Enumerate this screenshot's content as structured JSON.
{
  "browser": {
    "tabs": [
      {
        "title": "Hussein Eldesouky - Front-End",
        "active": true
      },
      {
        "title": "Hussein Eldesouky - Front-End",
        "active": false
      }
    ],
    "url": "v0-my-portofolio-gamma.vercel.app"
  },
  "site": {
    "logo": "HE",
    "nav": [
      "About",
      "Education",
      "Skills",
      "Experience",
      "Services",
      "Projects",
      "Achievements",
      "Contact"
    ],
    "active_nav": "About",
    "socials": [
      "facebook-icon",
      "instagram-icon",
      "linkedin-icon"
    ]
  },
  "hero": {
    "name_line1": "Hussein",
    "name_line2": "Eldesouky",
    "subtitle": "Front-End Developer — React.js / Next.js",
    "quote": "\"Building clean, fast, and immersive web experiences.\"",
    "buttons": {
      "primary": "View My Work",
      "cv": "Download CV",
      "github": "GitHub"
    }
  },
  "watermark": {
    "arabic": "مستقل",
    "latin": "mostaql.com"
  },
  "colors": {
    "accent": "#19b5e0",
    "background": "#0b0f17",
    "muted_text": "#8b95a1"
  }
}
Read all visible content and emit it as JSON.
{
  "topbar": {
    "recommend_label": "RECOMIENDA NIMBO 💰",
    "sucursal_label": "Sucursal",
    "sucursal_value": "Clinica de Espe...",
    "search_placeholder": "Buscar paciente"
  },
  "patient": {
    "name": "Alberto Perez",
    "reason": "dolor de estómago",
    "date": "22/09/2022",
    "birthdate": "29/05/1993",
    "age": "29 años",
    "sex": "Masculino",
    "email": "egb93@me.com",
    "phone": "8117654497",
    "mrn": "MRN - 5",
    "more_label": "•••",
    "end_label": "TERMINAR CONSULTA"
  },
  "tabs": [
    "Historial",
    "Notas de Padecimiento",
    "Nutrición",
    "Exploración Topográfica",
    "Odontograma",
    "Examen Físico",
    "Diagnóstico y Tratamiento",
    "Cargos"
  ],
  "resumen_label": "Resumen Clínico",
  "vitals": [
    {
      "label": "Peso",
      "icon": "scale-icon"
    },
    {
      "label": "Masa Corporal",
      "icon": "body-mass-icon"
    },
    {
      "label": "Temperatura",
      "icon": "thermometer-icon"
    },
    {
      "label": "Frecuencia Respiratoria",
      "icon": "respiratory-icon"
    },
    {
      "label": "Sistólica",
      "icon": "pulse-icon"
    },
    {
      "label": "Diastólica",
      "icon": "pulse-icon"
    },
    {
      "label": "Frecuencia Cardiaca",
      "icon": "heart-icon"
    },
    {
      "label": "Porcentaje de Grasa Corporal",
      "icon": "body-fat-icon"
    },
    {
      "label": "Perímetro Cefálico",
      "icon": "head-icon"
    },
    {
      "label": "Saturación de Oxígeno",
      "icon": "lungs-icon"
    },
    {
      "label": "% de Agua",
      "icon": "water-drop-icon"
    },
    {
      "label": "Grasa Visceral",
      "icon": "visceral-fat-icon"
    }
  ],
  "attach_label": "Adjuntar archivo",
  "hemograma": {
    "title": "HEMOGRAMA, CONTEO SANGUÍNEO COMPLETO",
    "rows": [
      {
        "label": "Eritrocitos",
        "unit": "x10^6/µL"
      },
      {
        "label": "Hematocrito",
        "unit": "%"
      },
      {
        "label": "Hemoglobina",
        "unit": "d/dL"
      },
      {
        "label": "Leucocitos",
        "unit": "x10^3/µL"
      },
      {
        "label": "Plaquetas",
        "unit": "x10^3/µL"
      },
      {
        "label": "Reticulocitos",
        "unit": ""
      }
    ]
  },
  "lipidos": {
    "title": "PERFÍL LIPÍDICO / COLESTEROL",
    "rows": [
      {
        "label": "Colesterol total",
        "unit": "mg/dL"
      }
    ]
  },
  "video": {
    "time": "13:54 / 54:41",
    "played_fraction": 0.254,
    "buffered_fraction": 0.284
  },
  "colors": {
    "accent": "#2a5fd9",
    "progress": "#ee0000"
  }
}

========

Short problem -> Write out the listing once more, matching it exactly.

Full output ->
Enumerate this screenshot's content as structured JSON.
{
  "browser": {
    "tabs": [
      {
        "title": "Hussein Eldesouky - Front-End",
        "active": true
      },
      {
        "title": "Hussein Eldesouky - Front-End",
        "active": false
      }
    ],
    "url": "v0-my-portofolio-gamma.vercel.app"
  },
  "site": {
    "logo": "HE",
    "nav": [
      "About",
      "Education",
      "Skills",
      "Experience",
      "Services",
      "Projects",
      "Achievements",
      "Contact"
    ],
    "active_nav": "About",
    "socials": [
      "facebook-icon",
      "instagram-icon",
      "linkedin-icon"
    ]
  },
  "hero": {
    "name_line1": "Hussein",
    "name_line2": "Eldesouky",
    "subtitle": "Front-End Developer — React.js / Next.js",
    "quote": "\"Building clean, fast, and immersive web experiences.\"",
    "buttons": {
      "primary": "View My Work",
      "cv": "Download CV",
      "github": "GitHub"
    }
  },
  "watermark": {
    "arabic": "مستقل",
    "latin": "mostaql.com"
  },
  "colors": {
    "accent": "#19b5e0",
    "background": "#0b0f17",
    "muted_text": "#8b95a1"
  }
}
Read all visible content and emit it as JSON.
{
  "topbar": {
    "recommend_label": "RECOMIENDA NIMBO 💰",
    "sucursal_label": "Sucursal",
    "sucursal_value": "Clinica de Espe...",
    "search_placeholder": "Buscar paciente"
  },
  "patient": {
    "name": "Alberto Perez",
    "reason": "dolor de estómago",
    "date": "22/09/2022",
    "birthdate": "29/05/1993",
    "age": "29 años",
    "sex": "Masculino",
    "email": "egb93@me.com",
    "phone": "8117654497",
    "mrn": "MRN - 5",
    "more_label": "•••",
    "end_label": "TERMINAR CONSULTA"
  },
  "tabs": [
    "Historial",
    "Notas de Padecimiento",
    "Nutrición",
    "Exploración Topográfica",
    "Odontograma",
    "Examen Físico",
    "Diagnóstico y Tratamiento",
    "Cargos"
  ],
  "resumen_label": "Resumen Clínico",
  "vitals": [
    {
      "label": "Peso",
      "icon": "scale-icon"
    },
    {
      "label": "Masa Corporal",
      "icon": "body-mass-icon"
    },
    {
      "label": "Temperatura",
      "icon": "thermometer-icon"
    },
    {
      "label": "Frecuencia Respiratoria",
      "icon": "respiratory-icon"
    },
    {
      "label": "Sistólica",
      "icon": "pulse-icon"
    },
    {
      "label": "Diastólica",
      "icon": "pulse-icon"
    },
    {
      "label": "Frecuencia Cardiaca",
      "icon": "heart-icon"
    },
    {
      "label": "Porcentaje de Grasa Corporal",
      "icon": "body-fat-icon"
    },
    {
      "label": "Perímetro Cefálico",
      "icon": "head-icon"
    },
    {
      "label": "Saturación de Oxígeno",
      "icon": "lungs-icon"
    },
    {
      "label": "% de Agua",
      "icon": "water-drop-icon"
    },
    {
      "label": "Grasa Visceral",
      "icon": "visceral-fat-icon"
    }
  ],
  "attach_label": "Adjuntar archivo",
  "hemograma": {
    "title": "HEMOGRAMA, CONTEO SANGUÍNEO COMPLETO",
    "rows": [
      {
        "label": "Eritrocitos",
        "unit": "x10^6/µL"
      },
      {
        "label": "Hematocrito",
        "unit": "%"
      },
      {
        "label": "Hemoglobina",
        "unit": "d/dL"
      },
      {
        "label": "Leucocitos",
        "unit": "x10^3/µL"
      },
      {
        "label": "Plaquetas",
        "unit": "x10^3/µL"
      },
      {
        "label": "Reticulocitos",
        "unit": ""
      }
    ]
  },
  "lipidos": {
    "title": "PERFÍL LIPÍDICO / COLESTEROL",
    "rows": [
      {
        "label": "Colesterol total",
        "unit": "mg/dL"
      }
    ]
  },
  "video": {
    "time": "13:54 / 54:41",
    "played_fraction": 0.254,
    "buffered_fraction": 0.284
  },
  "colors": {
    "accent": "#2a5fd9",
    "progress": "#ee0000"
  }
}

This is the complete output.